(Excerpts from a layout annotation set)
** start **

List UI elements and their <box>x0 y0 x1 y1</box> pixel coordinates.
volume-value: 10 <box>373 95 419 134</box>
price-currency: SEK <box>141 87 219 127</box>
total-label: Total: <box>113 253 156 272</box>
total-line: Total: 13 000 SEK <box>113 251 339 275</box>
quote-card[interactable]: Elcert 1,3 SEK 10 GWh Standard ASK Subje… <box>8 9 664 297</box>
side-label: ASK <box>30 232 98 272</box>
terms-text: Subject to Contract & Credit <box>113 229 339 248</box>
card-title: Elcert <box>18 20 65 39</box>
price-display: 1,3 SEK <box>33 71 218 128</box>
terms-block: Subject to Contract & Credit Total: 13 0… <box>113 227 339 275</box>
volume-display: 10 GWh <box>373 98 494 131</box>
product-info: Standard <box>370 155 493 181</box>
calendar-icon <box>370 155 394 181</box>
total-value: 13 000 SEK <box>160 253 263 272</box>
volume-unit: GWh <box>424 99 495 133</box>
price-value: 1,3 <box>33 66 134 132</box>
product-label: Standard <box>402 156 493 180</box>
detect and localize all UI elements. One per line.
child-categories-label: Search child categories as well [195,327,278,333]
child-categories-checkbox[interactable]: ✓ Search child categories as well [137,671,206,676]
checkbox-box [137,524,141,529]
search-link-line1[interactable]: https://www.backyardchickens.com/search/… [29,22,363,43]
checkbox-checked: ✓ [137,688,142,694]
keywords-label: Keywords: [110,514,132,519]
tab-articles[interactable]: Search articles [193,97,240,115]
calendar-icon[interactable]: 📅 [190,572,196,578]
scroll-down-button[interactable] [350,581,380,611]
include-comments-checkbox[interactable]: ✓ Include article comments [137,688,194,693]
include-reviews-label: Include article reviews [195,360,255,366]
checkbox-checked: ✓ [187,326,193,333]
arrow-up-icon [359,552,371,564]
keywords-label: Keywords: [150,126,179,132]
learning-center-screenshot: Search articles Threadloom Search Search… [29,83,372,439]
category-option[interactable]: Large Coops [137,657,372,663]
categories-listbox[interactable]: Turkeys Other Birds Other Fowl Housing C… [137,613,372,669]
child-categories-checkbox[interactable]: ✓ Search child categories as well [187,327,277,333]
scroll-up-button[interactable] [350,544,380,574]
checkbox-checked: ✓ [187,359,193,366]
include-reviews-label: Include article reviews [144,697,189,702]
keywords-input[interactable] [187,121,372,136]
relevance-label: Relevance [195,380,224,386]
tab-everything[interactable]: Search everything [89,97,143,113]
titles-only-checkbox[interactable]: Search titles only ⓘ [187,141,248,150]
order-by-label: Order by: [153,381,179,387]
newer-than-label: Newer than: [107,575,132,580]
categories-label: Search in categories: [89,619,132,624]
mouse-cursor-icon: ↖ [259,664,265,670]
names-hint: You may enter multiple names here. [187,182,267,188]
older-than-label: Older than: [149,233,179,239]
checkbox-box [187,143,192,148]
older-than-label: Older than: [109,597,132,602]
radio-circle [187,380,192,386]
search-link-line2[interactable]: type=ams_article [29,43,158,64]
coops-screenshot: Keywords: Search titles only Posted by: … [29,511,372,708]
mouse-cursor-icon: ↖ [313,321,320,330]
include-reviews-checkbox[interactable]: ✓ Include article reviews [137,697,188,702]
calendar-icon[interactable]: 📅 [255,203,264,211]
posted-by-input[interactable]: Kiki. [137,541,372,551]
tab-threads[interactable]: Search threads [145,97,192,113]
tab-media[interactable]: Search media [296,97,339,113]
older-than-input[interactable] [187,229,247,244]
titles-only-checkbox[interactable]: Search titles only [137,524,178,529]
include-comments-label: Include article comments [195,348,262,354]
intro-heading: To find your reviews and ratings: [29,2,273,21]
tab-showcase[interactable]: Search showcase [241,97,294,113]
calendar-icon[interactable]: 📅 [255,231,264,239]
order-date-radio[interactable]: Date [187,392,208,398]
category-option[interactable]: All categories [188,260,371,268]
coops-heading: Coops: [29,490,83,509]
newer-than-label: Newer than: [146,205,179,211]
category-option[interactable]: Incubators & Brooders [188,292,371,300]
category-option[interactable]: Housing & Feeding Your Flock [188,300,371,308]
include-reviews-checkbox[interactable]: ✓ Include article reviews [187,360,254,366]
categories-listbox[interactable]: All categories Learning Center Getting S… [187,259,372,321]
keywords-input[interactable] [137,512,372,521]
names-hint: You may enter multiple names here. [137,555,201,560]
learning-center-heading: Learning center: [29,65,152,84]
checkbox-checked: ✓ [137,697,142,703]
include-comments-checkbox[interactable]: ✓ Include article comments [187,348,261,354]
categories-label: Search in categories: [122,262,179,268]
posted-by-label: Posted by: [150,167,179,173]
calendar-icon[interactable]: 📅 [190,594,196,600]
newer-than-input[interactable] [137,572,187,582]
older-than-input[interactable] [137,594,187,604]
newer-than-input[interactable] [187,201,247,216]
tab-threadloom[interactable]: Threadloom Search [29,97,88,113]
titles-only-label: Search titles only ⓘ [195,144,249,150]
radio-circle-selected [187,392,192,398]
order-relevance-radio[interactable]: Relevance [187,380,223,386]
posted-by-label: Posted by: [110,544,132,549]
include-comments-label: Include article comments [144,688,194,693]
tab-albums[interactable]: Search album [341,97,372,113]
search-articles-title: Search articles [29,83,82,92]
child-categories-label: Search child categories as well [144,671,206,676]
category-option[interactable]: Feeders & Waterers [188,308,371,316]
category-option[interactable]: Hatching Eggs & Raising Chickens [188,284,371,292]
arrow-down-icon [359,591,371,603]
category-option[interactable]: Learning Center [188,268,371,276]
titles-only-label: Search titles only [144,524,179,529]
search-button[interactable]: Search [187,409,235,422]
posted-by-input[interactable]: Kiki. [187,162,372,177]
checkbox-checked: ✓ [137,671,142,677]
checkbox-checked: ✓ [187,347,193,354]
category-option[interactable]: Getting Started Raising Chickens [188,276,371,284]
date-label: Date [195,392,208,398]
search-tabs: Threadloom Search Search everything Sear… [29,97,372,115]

** end **

**Problem description**. Pull every line of the data above and reproduce each one character for character.

**Task output**.
List UI elements and their <box>x0 y0 x1 y1</box> pixel coordinates.
volume-value: 10 <box>373 95 419 134</box>
price-currency: SEK <box>141 87 219 127</box>
total-label: Total: <box>113 253 156 272</box>
total-line: Total: 13 000 SEK <box>113 251 339 275</box>
quote-card[interactable]: Elcert 1,3 SEK 10 GWh Standard ASK Subje… <box>8 9 664 297</box>
side-label: ASK <box>30 232 98 272</box>
terms-text: Subject to Contract & Credit <box>113 229 339 248</box>
card-title: Elcert <box>18 20 65 39</box>
price-display: 1,3 SEK <box>33 71 218 128</box>
terms-block: Subject to Contract & Credit Total: 13 0… <box>113 227 339 275</box>
volume-display: 10 GWh <box>373 98 494 131</box>
product-info: Standard <box>370 155 493 181</box>
calendar-icon <box>370 155 394 181</box>
total-value: 13 000 SEK <box>160 253 263 272</box>
volume-unit: GWh <box>424 99 495 133</box>
price-value: 1,3 <box>33 66 134 132</box>
product-label: Standard <box>402 156 493 180</box>
detect and localize all UI elements. One per line.
child-categories-label: Search child categories as well [195,327,278,333]
child-categories-checkbox[interactable]: ✓ Search child categories as well [137,671,206,676]
checkbox-box [137,524,141,529]
search-link-line1[interactable]: https://www.backyardchickens.com/search/… [29,22,363,43]
checkbox-checked: ✓ [137,688,142,694]
keywords-label: Keywords: [110,514,132,519]
tab-articles[interactable]: Search articles [193,97,240,115]
calendar-icon[interactable]: 📅 [190,572,196,578]
scroll-down-button[interactable] [350,581,380,611]
include-comments-checkbox[interactable]: ✓ Include article comments [137,688,194,693]
include-reviews-label: Include article reviews [195,360,255,366]
checkbox-checked: ✓ [187,326,193,333]
arrow-up-icon [359,552,371,564]
keywords-label: Keywords: [150,126,179,132]
learning-center-screenshot: Search articles Threadloom Search Search… [29,83,372,439]
category-option[interactable]: Large Coops [137,657,372,663]
categories-listbox[interactable]: Turkeys Other Birds Other Fowl Housing C… [137,613,372,669]
child-categories-checkbox[interactable]: ✓ Search child categories as well [187,327,277,333]
scroll-up-button[interactable] [350,544,380,574]
checkbox-checked: ✓ [187,359,193,366]
include-reviews-label: Include article reviews [144,697,189,702]
keywords-input[interactable] [187,121,372,136]
relevance-label: Relevance [195,380,224,386]
tab-everything[interactable]: Search everything [89,97,143,113]
titles-only-checkbox[interactable]: Search titles only ⓘ [187,141,248,150]
order-by-label: Order by: [153,381,179,387]
newer-than-label: Newer than: [107,575,132,580]
categories-label: Search in categories: [89,619,132,624]
mouse-cursor-icon: ↖ [259,664,265,670]
names-hint: You may enter multiple names here. [187,182,267,188]
older-than-label: Older than: [149,233,179,239]
checkbox-box [187,143,192,148]
older-than-label: Older than: [109,597,132,602]
radio-circle [187,380,192,386]
search-link-line2[interactable]: type=ams_article [29,43,158,64]
coops-screenshot: Keywords: Search titles only Posted by: … [29,511,372,708]
mouse-cursor-icon: ↖ [313,321,320,330]
include-reviews-checkbox[interactable]: ✓ Include article reviews [137,697,188,702]
calendar-icon[interactable]: 📅 [255,203,264,211]
posted-by-input[interactable]: Kiki. [137,541,372,551]
tab-threads[interactable]: Search threads [145,97,192,113]
tab-media[interactable]: Search media [296,97,339,113]
older-than-input[interactable] [187,229,247,244]
titles-only-checkbox[interactable]: Search titles only [137,524,178,529]
include-comments-label: Include article comments [195,348,262,354]
intro-heading: To find your reviews and ratings: [29,2,273,21]
tab-showcase[interactable]: Search showcase [241,97,294,113]
calendar-icon[interactable]: 📅 [255,231,264,239]
order-date-radio[interactable]: Date [187,392,208,398]
category-option[interactable]: All categories [188,260,371,268]
coops-heading: Coops: [29,490,83,509]
newer-than-label: Newer than: [146,205,179,211]
category-option[interactable]: Incubators & Brooders [188,292,371,300]
category-option[interactable]: Housing & Feeding Your Flock [188,300,371,308]
include-reviews-checkbox[interactable]: ✓ Include article reviews [187,360,254,366]
categories-listbox[interactable]: All categories Learning Center Getting S… [187,259,372,321]
keywords-input[interactable] [137,512,372,521]
names-hint: You may enter multiple names here. [137,555,201,560]
learning-center-heading: Learning center: [29,65,152,84]
checkbox-checked: ✓ [137,697,142,703]
include-comments-checkbox[interactable]: ✓ Include article comments [187,348,261,354]
categories-label: Search in categories: [122,262,179,268]
posted-by-label: Posted by: [150,167,179,173]
calendar-icon[interactable]: 📅 [190,594,196,600]
newer-than-input[interactable] [137,572,187,582]
older-than-input[interactable] [137,594,187,604]
newer-than-input[interactable] [187,201,247,216]
tab-threadloom[interactable]: Threadloom Search [29,97,88,113]
titles-only-label: Search titles only ⓘ [195,144,249,150]
radio-circle-selected [187,392,192,398]
order-relevance-radio[interactable]: Relevance [187,380,223,386]
posted-by-label: Posted by: [110,544,132,549]
include-comments-label: Include article comments [144,688,194,693]
tab-albums[interactable]: Search album [341,97,372,113]
search-articles-title: Search articles [29,83,82,92]
child-categories-label: Search child categories as well [144,671,206,676]
category-option[interactable]: Feeders & Waterers [188,308,371,316]
category-option[interactable]: Hatching Eggs & Raising Chickens [188,284,371,292]
arrow-down-icon [359,591,371,603]
category-option[interactable]: Learning Center [188,268,371,276]
titles-only-label: Search titles only [144,524,179,529]
search-button[interactable]: Search [187,409,235,422]
posted-by-input[interactable]: Kiki. [187,162,372,177]
checkbox-checked: ✓ [137,671,142,677]
checkbox-checked: ✓ [187,347,193,354]
category-option[interactable]: Getting Started Raising Chickens [188,276,371,284]
date-label: Date [195,392,208,398]
search-tabs: Threadloom Search Search everything Sear… [29,97,372,115]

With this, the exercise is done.